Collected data

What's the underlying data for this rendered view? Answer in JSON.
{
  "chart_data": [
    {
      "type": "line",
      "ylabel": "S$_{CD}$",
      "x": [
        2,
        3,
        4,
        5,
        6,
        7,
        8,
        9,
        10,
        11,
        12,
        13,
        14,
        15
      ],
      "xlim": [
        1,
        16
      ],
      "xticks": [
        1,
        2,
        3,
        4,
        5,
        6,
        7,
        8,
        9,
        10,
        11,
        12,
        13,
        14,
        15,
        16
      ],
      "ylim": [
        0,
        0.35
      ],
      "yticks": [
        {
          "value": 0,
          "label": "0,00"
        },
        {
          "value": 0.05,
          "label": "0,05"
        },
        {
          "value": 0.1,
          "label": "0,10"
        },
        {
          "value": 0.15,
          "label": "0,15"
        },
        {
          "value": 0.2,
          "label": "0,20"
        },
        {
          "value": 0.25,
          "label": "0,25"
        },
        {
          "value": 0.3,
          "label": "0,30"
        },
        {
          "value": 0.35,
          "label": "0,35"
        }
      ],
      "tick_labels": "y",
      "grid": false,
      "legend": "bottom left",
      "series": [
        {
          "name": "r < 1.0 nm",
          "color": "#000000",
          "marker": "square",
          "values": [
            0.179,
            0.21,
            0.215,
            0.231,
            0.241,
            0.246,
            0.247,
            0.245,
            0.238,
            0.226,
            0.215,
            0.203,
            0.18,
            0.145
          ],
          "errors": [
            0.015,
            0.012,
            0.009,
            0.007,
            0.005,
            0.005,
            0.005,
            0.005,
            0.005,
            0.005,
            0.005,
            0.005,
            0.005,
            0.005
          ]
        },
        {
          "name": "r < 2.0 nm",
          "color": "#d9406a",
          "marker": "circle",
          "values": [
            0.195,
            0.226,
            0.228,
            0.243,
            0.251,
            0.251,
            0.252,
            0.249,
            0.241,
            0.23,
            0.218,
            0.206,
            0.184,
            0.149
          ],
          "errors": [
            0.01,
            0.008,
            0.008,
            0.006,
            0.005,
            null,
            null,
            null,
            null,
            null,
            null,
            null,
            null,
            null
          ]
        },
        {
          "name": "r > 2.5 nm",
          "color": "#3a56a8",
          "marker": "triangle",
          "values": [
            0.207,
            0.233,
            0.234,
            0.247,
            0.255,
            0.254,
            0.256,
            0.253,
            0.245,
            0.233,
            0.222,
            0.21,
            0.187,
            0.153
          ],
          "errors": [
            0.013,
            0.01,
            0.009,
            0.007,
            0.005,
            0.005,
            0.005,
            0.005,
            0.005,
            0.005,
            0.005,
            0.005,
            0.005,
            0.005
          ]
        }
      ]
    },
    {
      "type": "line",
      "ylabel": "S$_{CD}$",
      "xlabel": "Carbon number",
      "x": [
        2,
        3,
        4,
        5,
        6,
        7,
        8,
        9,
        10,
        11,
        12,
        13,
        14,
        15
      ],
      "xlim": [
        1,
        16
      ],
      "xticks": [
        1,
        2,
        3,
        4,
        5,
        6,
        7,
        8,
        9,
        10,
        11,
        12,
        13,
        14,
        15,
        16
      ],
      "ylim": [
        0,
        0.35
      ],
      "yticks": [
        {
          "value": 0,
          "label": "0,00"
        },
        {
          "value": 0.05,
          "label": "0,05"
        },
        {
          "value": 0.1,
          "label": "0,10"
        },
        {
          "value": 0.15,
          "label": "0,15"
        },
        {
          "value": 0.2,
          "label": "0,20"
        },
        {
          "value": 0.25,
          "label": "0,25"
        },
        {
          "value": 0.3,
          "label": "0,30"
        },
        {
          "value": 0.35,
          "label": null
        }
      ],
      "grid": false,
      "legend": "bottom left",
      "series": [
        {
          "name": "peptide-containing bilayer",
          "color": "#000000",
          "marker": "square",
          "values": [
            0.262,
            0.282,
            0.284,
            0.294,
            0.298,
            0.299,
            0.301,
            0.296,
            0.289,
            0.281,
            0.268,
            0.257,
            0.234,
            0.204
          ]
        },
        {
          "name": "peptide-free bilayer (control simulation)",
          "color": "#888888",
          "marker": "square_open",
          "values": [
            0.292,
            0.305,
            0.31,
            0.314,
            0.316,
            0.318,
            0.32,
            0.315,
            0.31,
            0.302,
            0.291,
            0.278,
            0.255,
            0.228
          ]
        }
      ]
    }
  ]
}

[EXERCISE INSTRUCTIONS] Exactly reproduce every line found in the records.

[TASK SOLUTION]
What's the underlying data for this rendered view? Answer in JSON.
{
  "chart_data": [
    {
      "type": "line",
      "ylabel": "S$_{CD}$",
      "x": [
        2,
        3,
        4,
        5,
        6,
        7,
        8,
        9,
        10,
        11,
        12,
        13,
        14,
        15
      ],
      "xlim": [
        1,
        16
      ],
      "xticks": [
        1,
        2,
        3,
        4,
        5,
        6,
        7,
        8,
        9,
        10,
        11,
        12,
        13,
        14,
        15,
        16
      ],
      "ylim": [
        0,
        0.35
      ],
      "yticks": [
        {
          "value": 0,
          "label": "0,00"
        },
        {
          "value": 0.05,
          "label": "0,05"
        },
        {
          "value": 0.1,
          "label": "0,10"
        },
        {
          "value": 0.15,
          "label": "0,15"
        },
        {
          "value": 0.2,
          "label": "0,20"
        },
        {
          "value": 0.25,
          "label": "0,25"
        },
        {
          "value": 0.3,
          "label": "0,30"
        },
        {
          "value": 0.35,
          "label": "0,35"
        }
      ],
      "tick_labels": "y",
      "grid": false,
      "legend": "bottom left",
      "series": [
        {
          "name": "r < 1.0 nm",
          "color": "#000000",
          "marker": "square",
          "values": [
            0.179,
            0.21,
            0.215,
            0.231,
            0.241,
            0.246,
            0.247,
            0.245,
            0.238,
            0.226,
            0.215,
            0.203,
            0.18,
            0.145
          ],
          "errors": [
            0.015,
            0.012,
            0.009,
            0.007,
            0.005,
            0.005,
            0.005,
            0.005,
            0.005,
            0.005,
            0.005,
            0.005,
            0.005,
            0.005
          ]
        },
        {
          "name": "r < 2.0 nm",
          "color": "#d9406a",
          "marker": "circle",
          "values": [
            0.195,
            0.226,
            0.228,
            0.243,
            0.251,
            0.251,
            0.252,
            0.249,
            0.241,
            0.23,
            0.218,
            0.206,
            0.184,
            0.149
          ],
          "errors": [
            0.01,
            0.008,
            0.008,
            0.006,
            0.005,
            null,
            null,
            null,
            null,
            null,
            null,
            null,
            null,
            null
          ]
        },
        {
          "name": "r > 2.5 nm",
          "color": "#3a56a8",
          "marker": "triangle",
          "values": [
            0.207,
            0.233,
            0.234,
            0.247,
            0.255,
            0.254,
            0.256,
            0.253,
            0.245,
            0.233,
            0.222,
            0.21,
            0.187,
            0.153
          ],
          "errors": [
            0.013,
            0.01,
            0.009,
            0.007,
            0.005,
            0.005,
            0.005,
            0.005,
            0.005,
            0.005,
            0.005,
            0.005,
            0.005,
            0.005
          ]
        }
      ]
    },
    {
      "type": "line",
      "ylabel": "S$_{CD}$",
      "xlabel": "Carbon number",
      "x": [
        2,
        3,
        4,
        5,
        6,
        7,
        8,
        9,
        10,
        11,
        12,
        13,
        14,
        15
      ],
      "xlim": [
        1,
        16
      ],
      "xticks": [
        1,
        2,
        3,
        4,
        5,
        6,
        7,
        8,
        9,
        10,
        11,
        12,
        13,
        14,
        15,
        16
      ],
      "ylim": [
        0,
        0.35
      ],
      "yticks": [
        {
          "value": 0,
          "label": "0,00"
        },
        {
          "value": 0.05,
          "label": "0,05"
        },
        {
          "value": 0.1,
          "label": "0,10"
        },
        {
          "value": 0.15,
          "label": "0,15"
        },
        {
          "value": 0.2,
          "label": "0,20"
        },
        {
          "value": 0.25,
          "label": "0,25"
        },
        {
          "value": 0.3,
          "label": "0,30"
        },
        {
          "value": 0.35,
          "label": null
        }
      ],
      "grid": false,
      "legend": "bottom left",
      "series": [
        {
          "name": "peptide-containing bilayer",
          "color": "#000000",
          "marker": "square",
          "values": [
            0.262,
            0.282,
            0.284,
            0.294,
            0.298,
            0.299,
            0.301,
            0.296,
            0.289,
            0.281,
            0.268,
            0.257,
            0.234,
            0.204
          ]
        },
        {
          "name": "peptide-free bilayer (control simulation)",
          "color": "#888888",
          "marker": "square_open",
          "values": [
            0.292,
            0.305,
            0.31,
            0.314,
            0.316,
            0.318,
            0.32,
            0.315,
            0.31,
            0.302,
            0.291,
            0.278,
            0.255,
            0.228
          ]
        }
      ]
    }
  ]
}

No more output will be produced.